WHAT IS REQUIRED:
Collect every line of the records below that contains the word "JSON".

** start RECORD EXCERPTS **

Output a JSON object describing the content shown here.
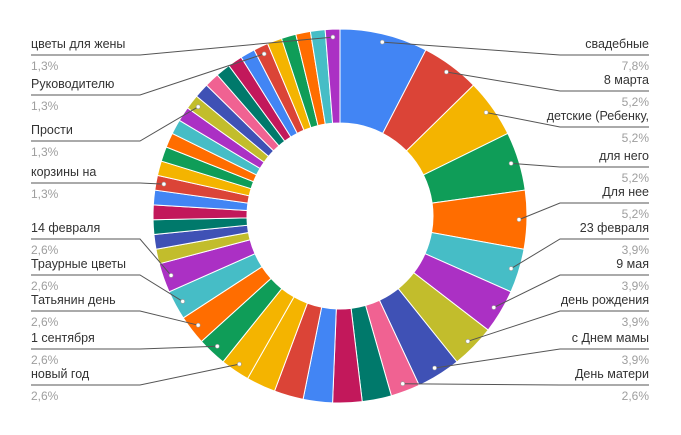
{
  "chart_data": {
    "type": "pie",
    "donut": true,
    "title": "",
    "slices_right": [
      {
        "label": "свадебные",
        "pct_label": "7,8%",
        "value": 7.8,
        "color": "#4285f4"
      },
      {
        "label": "8 марта",
        "pct_label": "5,2%",
        "value": 5.2,
        "color": "#db4437"
      },
      {
        "label": "детские (Ребенку,",
        "pct_label": "5,2%",
        "value": 5.2,
        "color": "#f4b400"
      },
      {
        "label": "для него",
        "pct_label": "5,2%",
        "value": 5.2,
        "color": "#0f9d58"
      },
      {
        "label": "Для нее",
        "pct_label": "5,2%",
        "value": 5.2,
        "color": "#ff6d00"
      },
      {
        "label": "23 февраля",
        "pct_label": "3,9%",
        "value": 3.9,
        "color": "#46bdc6"
      },
      {
        "label": "9 мая",
        "pct_label": "3,9%",
        "value": 3.9,
        "color": "#ab30c4"
      },
      {
        "label": "день рождения",
        "pct_label": "3,9%",
        "value": 3.9,
        "color": "#c2bd2c"
      },
      {
        "label": "с Днем мамы",
        "pct_label": "3,9%",
        "value": 3.9,
        "color": "#3f51b5"
      },
      {
        "label": "День матери",
        "pct_label": "2,6%",
        "value": 2.6,
        "color": "#f06292"
      }
    ],
    "slices_middle": [
      {
        "value": 2.6,
        "color": "#00796b"
      },
      {
        "value": 2.6,
        "color": "#c2185b"
      },
      {
        "value": 2.6,
        "color": "#4285f4"
      },
      {
        "value": 2.6,
        "color": "#db4437"
      },
      {
        "value": 2.6,
        "color": "#f4b400"
      }
    ],
    "slices_left": [
      {
        "label": "новый год",
        "pct_label": "2,6%",
        "value": 2.6,
        "color": "#f4b400"
      },
      {
        "label": "1 сентября",
        "pct_label": "2,6%",
        "value": 2.6,
        "color": "#0f9d58"
      },
      {
        "label": "Татьянин день",
        "pct_label": "2,6%",
        "value": 2.6,
        "color": "#ff6d00"
      },
      {
        "label": "Траурные цветы",
        "pct_label": "2,6%",
        "value": 2.6,
        "color": "#46bdc6"
      },
      {
        "label": "14 февраля",
        "pct_label": "2,6%",
        "value": 2.6,
        "color": "#ab30c4"
      }
    ],
    "slices_small": [
      {
        "value": 1.3,
        "color": "#c2bd2c"
      },
      {
        "value": 1.3,
        "color": "#3f51b5"
      },
      {
        "value": 1.3,
        "color": "#00796b"
      },
      {
        "value": 1.3,
        "color": "#c2185b"
      },
      {
        "value": 1.3,
        "color": "#4285f4"
      },
      {
        "value": 1.3,
        "color": "#db4437"
      },
      {
        "value": 1.3,
        "color": "#f4b400"
      },
      {
        "value": 1.3,
        "color": "#0f9d58"
      },
      {
        "value": 1.3,
        "color": "#ff6d00"
      },
      {
        "value": 1.3,
        "color": "#46bdc6"
      },
      {
        "value": 1.3,
        "color": "#ab30c4"
      },
      {
        "value": 1.3,
        "color": "#c2bd2c"
      },
      {
        "value": 1.3,
        "color": "#3f51b5"
      },
      {
        "value": 1.3,
        "color": "#f06292"
      },
      {
        "value": 1.3,
        "color": "#00796b"
      },
      {
        "value": 1.3,
        "color": "#c2185b"
      },
      {
        "value": 1.3,
        "color": "#4285f4"
      },
      {
        "value": 1.3,
        "color": "#db4437"
      },
      {
        "value": 1.3,
        "color": "#f4b400"
      },
      {
        "value": 1.3,
        "color": "#0f9d58"
      },
      {
        "value": 1.3,
        "color": "#ff6d00"
      },
      {
        "value": 1.3,
        "color": "#46bdc6"
      },
      {
        "value": 1.3,
        "color": "#ab30c4"
      }
    ],
    "small_labels": [
      {
        "label": "корзины на",
        "pct_label": "1,3%",
        "slice_index": 5
      },
      {
        "label": "Прости",
        "pct_label": "1,3%",
        "slice_index": 11
      },
      {
        "label": "Руководителю",
        "pct_label": "1,3%",
        "slice_index": 17
      },
      {
        "label": "цветы для жены",
        "pct_label": "1,3%",
        "slice_index": 22
      }
    ]
  }
}
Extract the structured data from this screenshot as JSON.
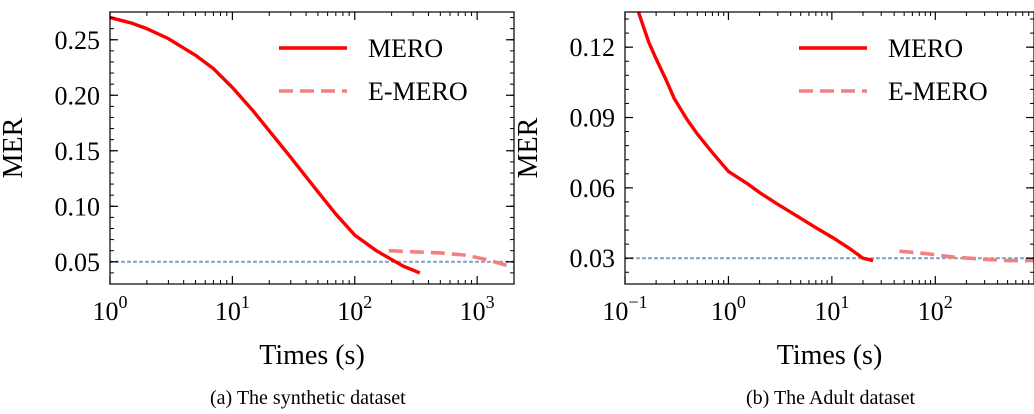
{
  "chart_data": [
    {
      "type": "line",
      "caption": "(a)  The synthetic dataset",
      "xlabel": "Times (s)",
      "ylabel": "MER",
      "xscale": "log",
      "xlim": [
        1,
        2000
      ],
      "ylim": [
        0.03,
        0.275
      ],
      "xticks": [
        {
          "value": 1,
          "base": "10",
          "exp": "0"
        },
        {
          "value": 10,
          "base": "10",
          "exp": "1"
        },
        {
          "value": 100,
          "base": "10",
          "exp": "2"
        },
        {
          "value": 1000,
          "base": "10",
          "exp": "3"
        }
      ],
      "yticks": [
        {
          "value": 0.05,
          "label": "0.05"
        },
        {
          "value": 0.1,
          "label": "0.10"
        },
        {
          "value": 0.15,
          "label": "0.15"
        },
        {
          "value": 0.2,
          "label": "0.20"
        },
        {
          "value": 0.25,
          "label": "0.25"
        }
      ],
      "legend": "top-right",
      "reference_line": {
        "y": 0.05,
        "color": "#7fa6c9"
      },
      "series": [
        {
          "name": "MERO",
          "color": "#ff0000",
          "style": "solid",
          "points": [
            [
              1,
              0.27
            ],
            [
              1.5,
              0.265
            ],
            [
              2,
              0.26
            ],
            [
              3,
              0.251
            ],
            [
              5,
              0.236
            ],
            [
              7,
              0.224
            ],
            [
              10,
              0.207
            ],
            [
              15,
              0.185
            ],
            [
              20,
              0.168
            ],
            [
              30,
              0.144
            ],
            [
              50,
              0.113
            ],
            [
              70,
              0.093
            ],
            [
              100,
              0.074
            ],
            [
              150,
              0.06
            ],
            [
              200,
              0.052
            ],
            [
              250,
              0.046
            ],
            [
              340,
              0.04
            ]
          ]
        },
        {
          "name": "E-MERO",
          "color": "#f28080",
          "style": "dashed",
          "points": [
            [
              190,
              0.06
            ],
            [
              300,
              0.059
            ],
            [
              500,
              0.058
            ],
            [
              800,
              0.056
            ],
            [
              1200,
              0.052
            ],
            [
              1600,
              0.048
            ],
            [
              2000,
              0.045
            ]
          ]
        }
      ]
    },
    {
      "type": "line",
      "caption": "(b)  The Adult dataset",
      "xlabel": "Times (s)",
      "ylabel": "MER",
      "xscale": "log",
      "xlim": [
        0.1,
        900
      ],
      "ylim": [
        0.019,
        0.135
      ],
      "xticks": [
        {
          "value": 0.1,
          "base": "10",
          "exp": "−1"
        },
        {
          "value": 1,
          "base": "10",
          "exp": "0"
        },
        {
          "value": 10,
          "base": "10",
          "exp": "1"
        },
        {
          "value": 100,
          "base": "10",
          "exp": "2"
        }
      ],
      "yticks": [
        {
          "value": 0.03,
          "label": "0.03"
        },
        {
          "value": 0.06,
          "label": "0.06"
        },
        {
          "value": 0.09,
          "label": "0.09"
        },
        {
          "value": 0.12,
          "label": "0.12"
        }
      ],
      "legend": "top-right",
      "reference_line": {
        "y": 0.03,
        "color": "#7fa6c9"
      },
      "series": [
        {
          "name": "MERO",
          "color": "#ff0000",
          "style": "solid",
          "points": [
            [
              0.135,
              0.135
            ],
            [
              0.15,
              0.129
            ],
            [
              0.17,
              0.122
            ],
            [
              0.2,
              0.115
            ],
            [
              0.25,
              0.106
            ],
            [
              0.3,
              0.098
            ],
            [
              0.4,
              0.089
            ],
            [
              0.5,
              0.083
            ],
            [
              0.7,
              0.075
            ],
            [
              1,
              0.067
            ],
            [
              1.5,
              0.062
            ],
            [
              2,
              0.058
            ],
            [
              3,
              0.053
            ],
            [
              5,
              0.047
            ],
            [
              7,
              0.043
            ],
            [
              10,
              0.039
            ],
            [
              15,
              0.034
            ],
            [
              20,
              0.03
            ],
            [
              25,
              0.029
            ]
          ]
        },
        {
          "name": "E-MERO",
          "color": "#f28080",
          "style": "dashed",
          "points": [
            [
              45,
              0.033
            ],
            [
              80,
              0.032
            ],
            [
              150,
              0.0305
            ],
            [
              300,
              0.0295
            ],
            [
              500,
              0.029
            ],
            [
              900,
              0.029
            ]
          ]
        }
      ]
    }
  ]
}
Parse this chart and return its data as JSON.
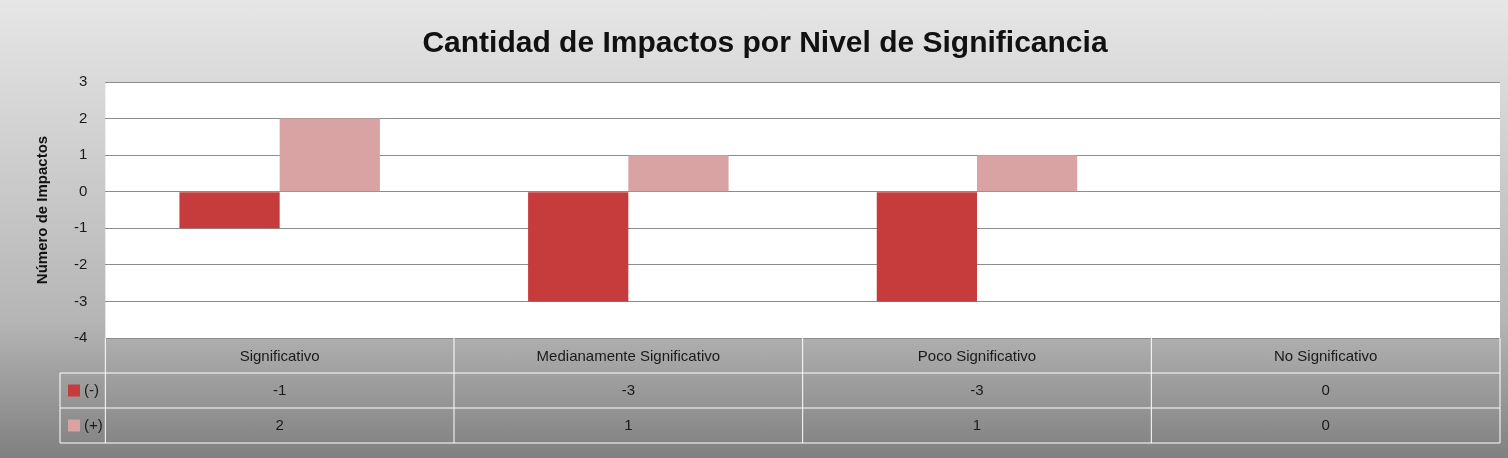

** end RECORD EXCERPTS **

TASK OUTPUT:
Output a JSON object describing the content shown here.
Extract the structured data from this screenshot as JSON.
Parse this chart and return its data as JSON.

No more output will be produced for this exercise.